**Records**

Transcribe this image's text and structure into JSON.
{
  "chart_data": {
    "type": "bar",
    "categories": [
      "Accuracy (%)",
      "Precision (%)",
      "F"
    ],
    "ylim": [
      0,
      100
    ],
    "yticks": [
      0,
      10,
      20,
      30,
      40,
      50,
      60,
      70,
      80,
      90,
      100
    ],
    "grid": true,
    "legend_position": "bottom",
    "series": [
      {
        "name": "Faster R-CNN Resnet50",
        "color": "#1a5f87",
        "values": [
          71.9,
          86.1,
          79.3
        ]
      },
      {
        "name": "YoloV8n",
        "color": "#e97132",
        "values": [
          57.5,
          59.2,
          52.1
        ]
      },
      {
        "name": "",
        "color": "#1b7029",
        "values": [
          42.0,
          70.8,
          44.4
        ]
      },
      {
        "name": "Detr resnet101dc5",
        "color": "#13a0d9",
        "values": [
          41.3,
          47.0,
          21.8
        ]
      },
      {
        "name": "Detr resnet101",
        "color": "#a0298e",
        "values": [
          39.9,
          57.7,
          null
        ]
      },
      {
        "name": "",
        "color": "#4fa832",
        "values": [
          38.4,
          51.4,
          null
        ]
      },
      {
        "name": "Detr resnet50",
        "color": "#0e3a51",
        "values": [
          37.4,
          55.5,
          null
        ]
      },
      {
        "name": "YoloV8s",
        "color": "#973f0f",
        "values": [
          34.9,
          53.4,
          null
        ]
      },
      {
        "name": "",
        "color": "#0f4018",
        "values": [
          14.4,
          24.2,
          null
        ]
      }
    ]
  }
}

**WHAT YOU HAVE TO DO**
Reproduce the records above exactly as they appear.

**RESULT OF THIS TASK**
Transcribe this image's text and structure into JSON.
{
  "chart_data": {
    "type": "bar",
    "categories": [
      "Accuracy (%)",
      "Precision (%)",
      "F"
    ],
    "ylim": [
      0,
      100
    ],
    "yticks": [
      0,
      10,
      20,
      30,
      40,
      50,
      60,
      70,
      80,
      90,
      100
    ],
    "grid": true,
    "legend_position": "bottom",
    "series": [
      {
        "name": "Faster R-CNN Resnet50",
        "color": "#1a5f87",
        "values": [
          71.9,
          86.1,
          79.3
        ]
      },
      {
        "name": "YoloV8n",
        "color": "#e97132",
        "values": [
          57.5,
          59.2,
          52.1
        ]
      },
      {
        "name": "",
        "color": "#1b7029",
        "values": [
          42.0,
          70.8,
          44.4
        ]
      },
      {
        "name": "Detr resnet101dc5",
        "color": "#13a0d9",
        "values": [
          41.3,
          47.0,
          21.8
        ]
      },
      {
        "name": "Detr resnet101",
        "color": "#a0298e",
        "values": [
          39.9,
          57.7,
          null
        ]
      },
      {
        "name": "",
        "color": "#4fa832",
        "values": [
          38.4,
          51.4,
          null
        ]
      },
      {
        "name": "Detr resnet50",
        "color": "#0e3a51",
        "values": [
          37.4,
          55.5,
          null
        ]
      },
      {
        "name": "YoloV8s",
        "color": "#973f0f",
        "values": [
          34.9,
          53.4,
          null
        ]
      },
      {
        "name": "",
        "color": "#0f4018",
        "values": [
          14.4,
          24.2,
          null
        ]
      }
    ]
  }
}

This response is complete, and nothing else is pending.